#### Exercise requirements:
Output the material below in full, exactly as it is.

#### Recorded data:
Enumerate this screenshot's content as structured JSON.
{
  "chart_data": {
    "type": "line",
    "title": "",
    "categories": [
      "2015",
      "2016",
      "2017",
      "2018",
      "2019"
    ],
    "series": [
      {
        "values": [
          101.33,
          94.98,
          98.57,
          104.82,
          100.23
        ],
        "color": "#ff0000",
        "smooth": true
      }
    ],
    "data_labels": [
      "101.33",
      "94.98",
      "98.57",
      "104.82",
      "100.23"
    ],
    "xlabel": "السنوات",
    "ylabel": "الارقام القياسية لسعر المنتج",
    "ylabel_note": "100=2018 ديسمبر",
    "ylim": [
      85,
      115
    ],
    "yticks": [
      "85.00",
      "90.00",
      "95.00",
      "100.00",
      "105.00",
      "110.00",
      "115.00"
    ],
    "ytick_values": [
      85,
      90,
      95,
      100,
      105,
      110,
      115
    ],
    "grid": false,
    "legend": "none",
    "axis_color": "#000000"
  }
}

#### Written solution:
Enumerate this screenshot's content as structured JSON.
{
  "chart_data": {
    "type": "line",
    "title": "",
    "categories": [
      "2015",
      "2016",
      "2017",
      "2018",
      "2019"
    ],
    "series": [
      {
        "values": [
          101.33,
          94.98,
          98.57,
          104.82,
          100.23
        ],
        "color": "#ff0000",
        "smooth": true
      }
    ],
    "data_labels": [
      "101.33",
      "94.98",
      "98.57",
      "104.82",
      "100.23"
    ],
    "xlabel": "السنوات",
    "ylabel": "الارقام القياسية لسعر المنتج",
    "ylabel_note": "100=2018 ديسمبر",
    "ylim": [
      85,
      115
    ],
    "yticks": [
      "85.00",
      "90.00",
      "95.00",
      "100.00",
      "105.00",
      "110.00",
      "115.00"
    ],
    "ytick_values": [
      85,
      90,
      95,
      100,
      105,
      110,
      115
    ],
    "grid": false,
    "legend": "none",
    "axis_color": "#000000"
  }
}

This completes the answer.